** BEGIN **
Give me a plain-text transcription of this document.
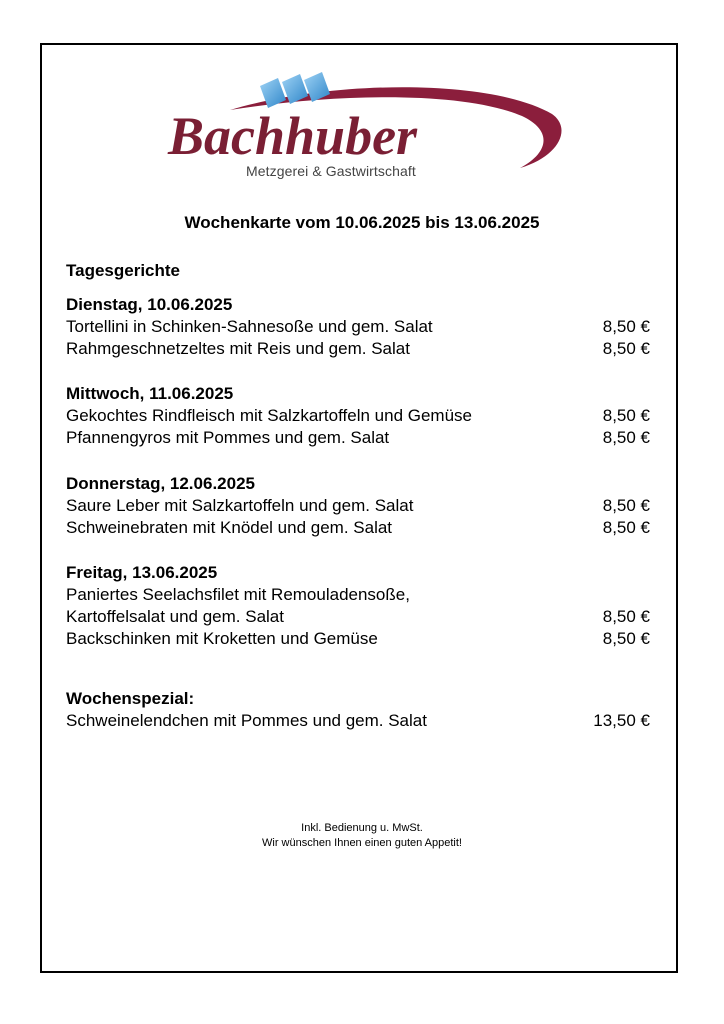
Bachhuber
Metzgerei & Gastwirtschaft
Wochenkarte vom 10.06.2025 bis 13.06.2025
Tagesgerichte
Dienstag, 10.06.2025
Tortellini in Schinken-Sahnesoße und gem. Salat	8,50 €
Rahmgeschnetzeltes mit Reis und gem. Salat	8,50 €
Mittwoch, 11.06.2025
Gekochtes Rindfleisch mit Salzkartoffeln und Gemüse	8,50 €
Pfannengyros mit Pommes und gem. Salat	8,50 €
Donnerstag, 12.06.2025
Saure Leber mit Salzkartoffeln und gem. Salat	8,50 €
Schweinebraten mit Knödel und gem. Salat	8,50 €
Freitag, 13.06.2025
Paniertes Seelachsfilet mit Remouladensoße,
Kartoffelsalat und gem. Salat	8,50 €
Backschinken mit Kroketten und Gemüse	8,50 €
Wochenspezial:
Schweinelendchen mit Pommes und gem. Salat	13,50 €
Inkl. Bedienung u. MwSt.
Wir wünschen Ihnen einen guten Appetit!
** END **
→ **CHALLENGE**: Which lines hold the string "Salzkartoffeln"? List them all.

→ **FULL RESPONSE**:
Gekochtes Rindfleisch mit Salzkartoffeln und Gemüse	8,50 €
Saure Leber mit Salzkartoffeln und gem. Salat	8,50 €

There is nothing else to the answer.